Goal
Strip the pictures and reproduce the rest of the listing exactly.

####

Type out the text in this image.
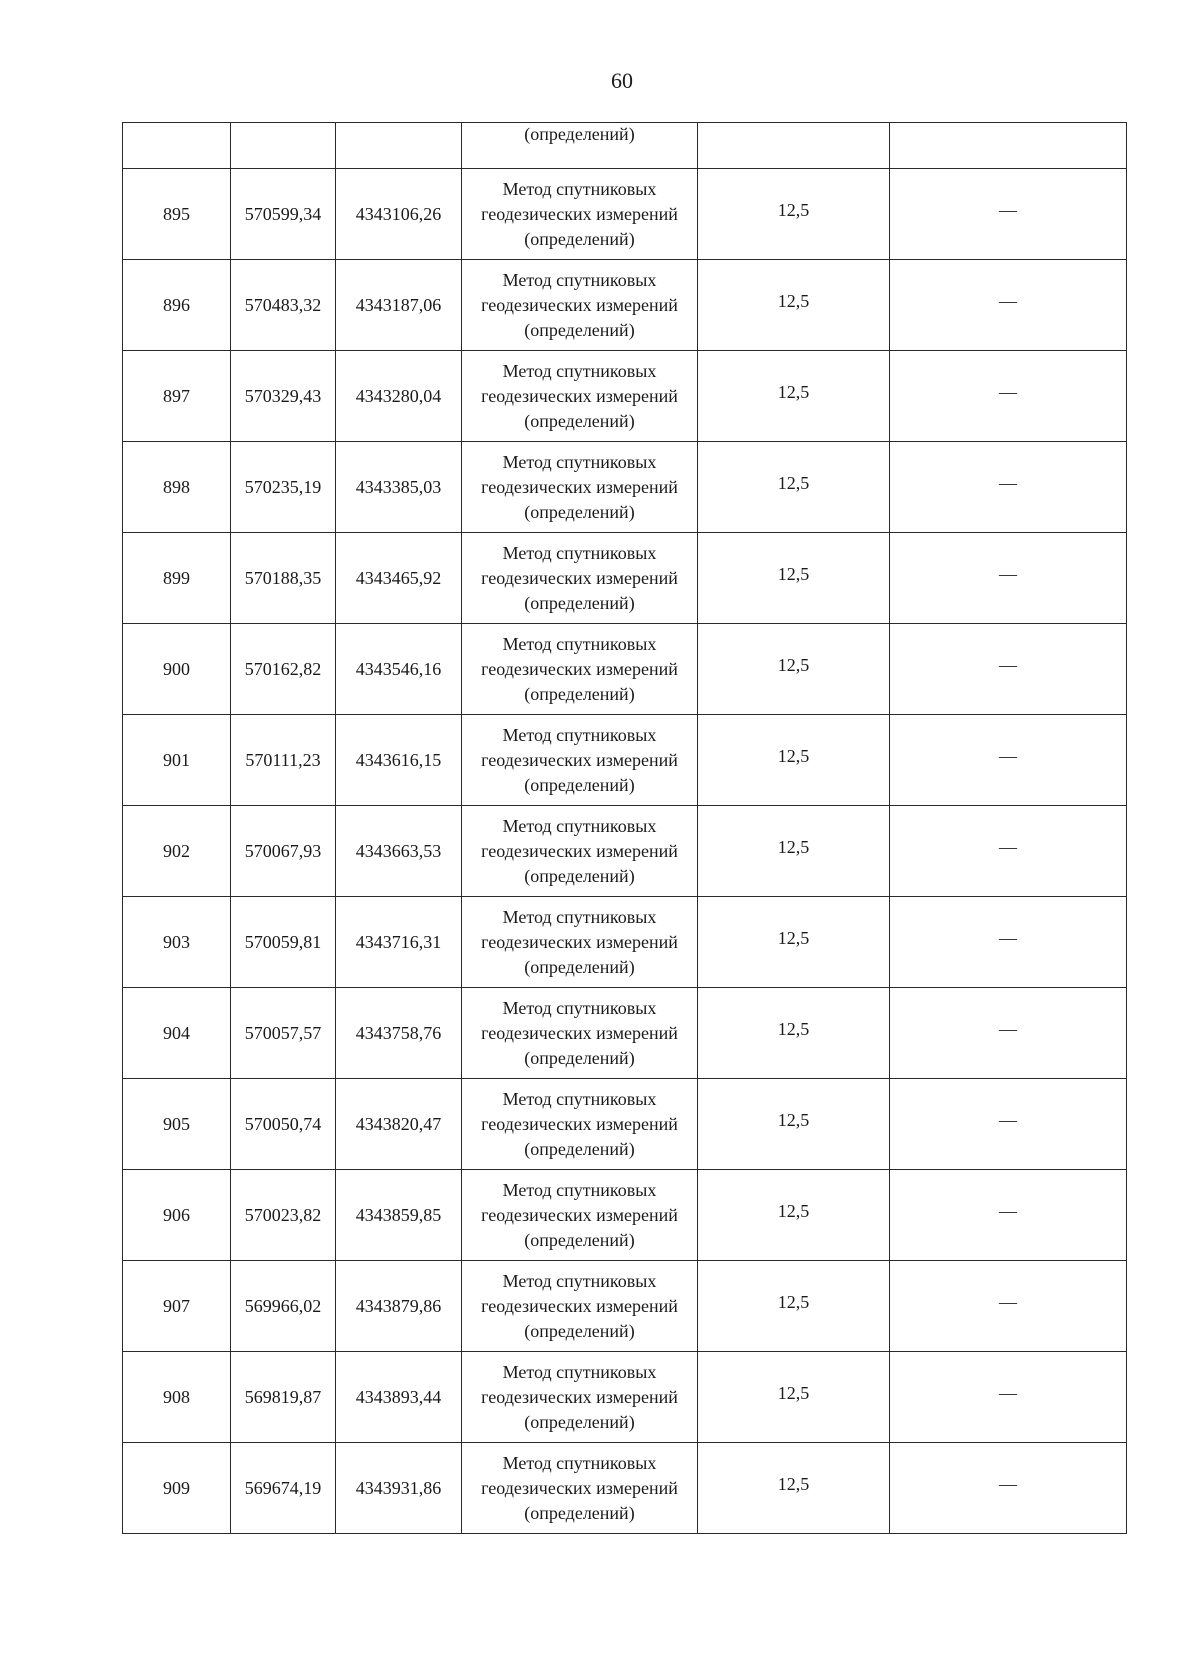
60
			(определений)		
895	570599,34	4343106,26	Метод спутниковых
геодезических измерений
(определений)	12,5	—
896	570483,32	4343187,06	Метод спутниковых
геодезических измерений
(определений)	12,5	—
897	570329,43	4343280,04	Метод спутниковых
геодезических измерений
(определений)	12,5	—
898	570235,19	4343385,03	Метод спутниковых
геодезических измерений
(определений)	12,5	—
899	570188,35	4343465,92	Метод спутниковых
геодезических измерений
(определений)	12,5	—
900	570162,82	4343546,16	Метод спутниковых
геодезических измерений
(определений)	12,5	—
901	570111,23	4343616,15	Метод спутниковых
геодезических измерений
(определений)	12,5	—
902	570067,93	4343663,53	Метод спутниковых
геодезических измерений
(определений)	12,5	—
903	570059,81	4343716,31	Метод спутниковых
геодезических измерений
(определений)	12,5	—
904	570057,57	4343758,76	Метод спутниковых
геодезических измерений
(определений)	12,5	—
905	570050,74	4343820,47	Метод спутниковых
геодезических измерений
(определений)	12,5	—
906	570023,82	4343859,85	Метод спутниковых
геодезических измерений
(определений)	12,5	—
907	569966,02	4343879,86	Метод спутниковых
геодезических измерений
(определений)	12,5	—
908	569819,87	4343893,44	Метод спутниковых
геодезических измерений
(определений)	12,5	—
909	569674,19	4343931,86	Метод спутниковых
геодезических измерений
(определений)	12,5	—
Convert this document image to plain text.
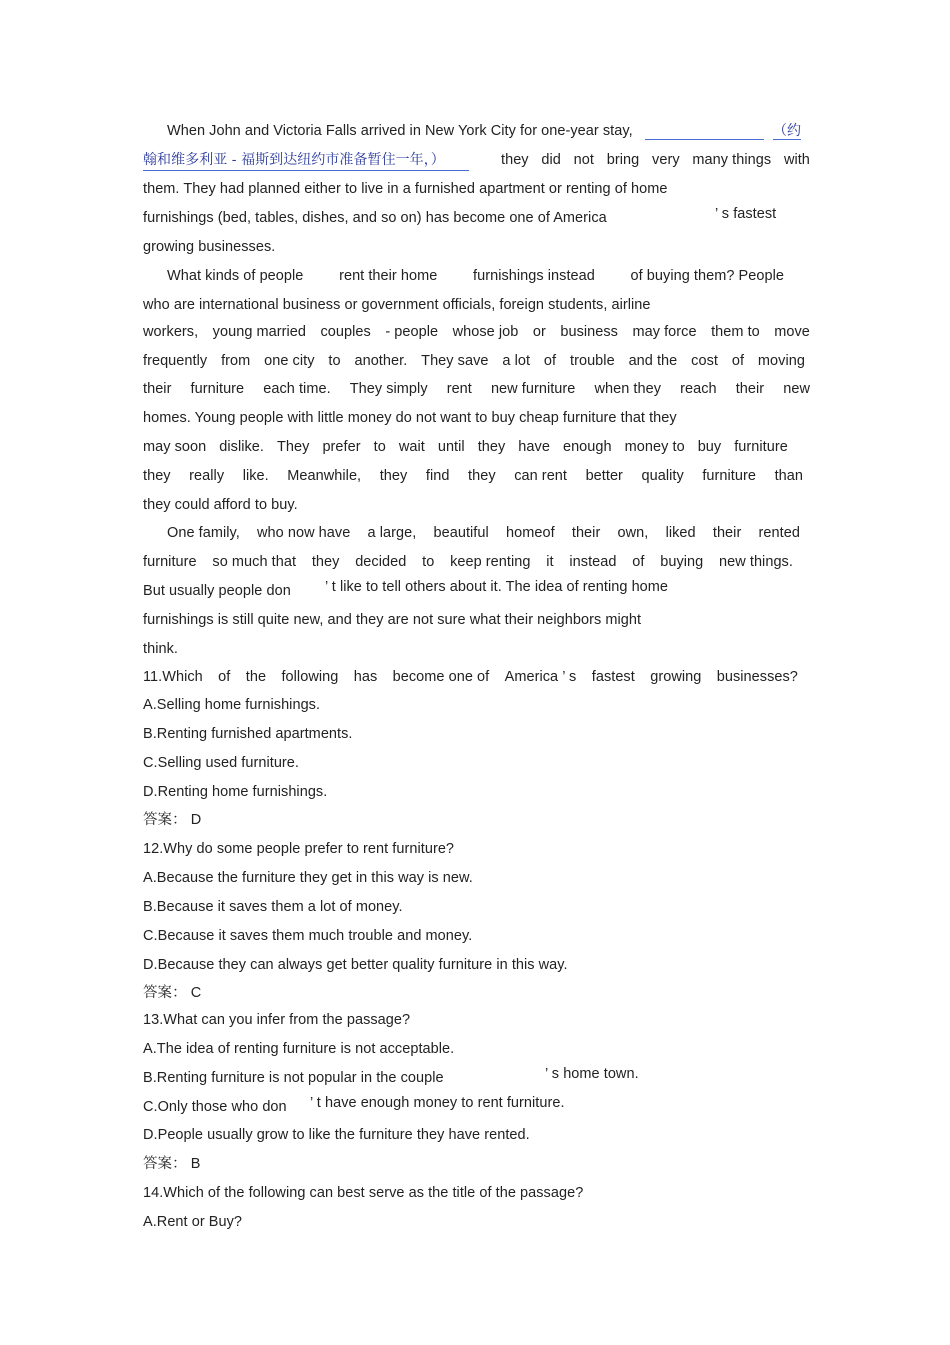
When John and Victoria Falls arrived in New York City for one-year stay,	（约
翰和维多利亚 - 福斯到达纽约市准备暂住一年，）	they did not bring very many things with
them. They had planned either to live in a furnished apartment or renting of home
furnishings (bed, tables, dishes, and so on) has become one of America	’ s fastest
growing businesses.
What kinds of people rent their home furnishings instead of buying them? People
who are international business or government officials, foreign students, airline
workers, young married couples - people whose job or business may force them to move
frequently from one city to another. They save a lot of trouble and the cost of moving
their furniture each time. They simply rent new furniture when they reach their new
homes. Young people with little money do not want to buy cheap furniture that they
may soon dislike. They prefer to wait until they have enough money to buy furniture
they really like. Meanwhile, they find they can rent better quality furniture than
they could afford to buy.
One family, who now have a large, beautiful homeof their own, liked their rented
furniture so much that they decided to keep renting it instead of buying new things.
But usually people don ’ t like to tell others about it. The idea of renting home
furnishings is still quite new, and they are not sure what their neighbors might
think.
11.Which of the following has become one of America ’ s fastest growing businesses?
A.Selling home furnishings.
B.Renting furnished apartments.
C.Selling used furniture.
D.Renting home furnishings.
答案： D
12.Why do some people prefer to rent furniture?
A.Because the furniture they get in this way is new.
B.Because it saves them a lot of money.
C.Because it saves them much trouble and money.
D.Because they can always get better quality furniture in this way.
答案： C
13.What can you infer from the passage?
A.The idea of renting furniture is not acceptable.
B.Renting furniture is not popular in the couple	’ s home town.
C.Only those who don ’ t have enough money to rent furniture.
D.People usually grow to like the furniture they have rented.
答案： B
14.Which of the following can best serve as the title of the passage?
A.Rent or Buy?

####

Response to this exercise
Type out the text in this image.
60
			(определений)		
895	570599,34	4343106,26	Метод спутниковых
геодезических измерений
(определений)	12,5	—
896	570483,32	4343187,06	Метод спутниковых
геодезических измерений
(определений)	12,5	—
897	570329,43	4343280,04	Метод спутниковых
геодезических измерений
(определений)	12,5	—
898	570235,19	4343385,03	Метод спутниковых
геодезических измерений
(определений)	12,5	—
899	570188,35	4343465,92	Метод спутниковых
геодезических измерений
(определений)	12,5	—
900	570162,82	4343546,16	Метод спутниковых
геодезических измерений
(определений)	12,5	—
901	570111,23	4343616,15	Метод спутниковых
геодезических измерений
(определений)	12,5	—
902	570067,93	4343663,53	Метод спутниковых
геодезических измерений
(определений)	12,5	—
903	570059,81	4343716,31	Метод спутниковых
геодезических измерений
(определений)	12,5	—
904	570057,57	4343758,76	Метод спутниковых
геодезических измерений
(определений)	12,5	—
905	570050,74	4343820,47	Метод спутниковых
геодезических измерений
(определений)	12,5	—
906	570023,82	4343859,85	Метод спутниковых
геодезических измерений
(определений)	12,5	—
907	569966,02	4343879,86	Метод спутниковых
геодезических измерений
(определений)	12,5	—
908	569819,87	4343893,44	Метод спутниковых
геодезических измерений
(определений)	12,5	—
909	569674,19	4343931,86	Метод спутниковых
геодезических измерений
(определений)	12,5	—
Convert this document image to plain text.
When John and Victoria Falls arrived in New York City for one-year stay,	（约
翰和维多利亚 - 福斯到达纽约市准备暂住一年，）	they did not bring very many things with
them. They had planned either to live in a furnished apartment or renting of home
furnishings (bed, tables, dishes, and so on) has become one of America	’ s fastest
growing businesses.
What kinds of people rent their home furnishings instead of buying them? People
who are international business or government officials, foreign students, airline
workers, young married couples - people whose job or business may force them to move
frequently from one city to another. They save a lot of trouble and the cost of moving
their furniture each time. They simply rent new furniture when they reach their new
homes. Young people with little money do not want to buy cheap furniture that they
may soon dislike. They prefer to wait until they have enough money to buy furniture
they really like. Meanwhile, they find they can rent better quality furniture than
they could afford to buy.
One family, who now have a large, beautiful homeof their own, liked their rented
furniture so much that they decided to keep renting it instead of buying new things.
But usually people don ’ t like to tell others about it. The idea of renting home
furnishings is still quite new, and they are not sure what their neighbors might
think.
11.Which of the following has become one of America ’ s fastest growing businesses?
A.Selling home furnishings.
B.Renting furnished apartments.
C.Selling used furniture.
D.Renting home furnishings.
答案： D
12.Why do some people prefer to rent furniture?
A.Because the furniture they get in this way is new.
B.Because it saves them a lot of money.
C.Because it saves them much trouble and money.
D.Because they can always get better quality furniture in this way.
答案： C
13.What can you infer from the passage?
A.The idea of renting furniture is not acceptable.
B.Renting furniture is not popular in the couple	’ s home town.
C.Only those who don ’ t have enough money to rent furniture.
D.People usually grow to like the furniture they have rented.
答案： B
14.Which of the following can best serve as the title of the passage?
A.Rent or Buy?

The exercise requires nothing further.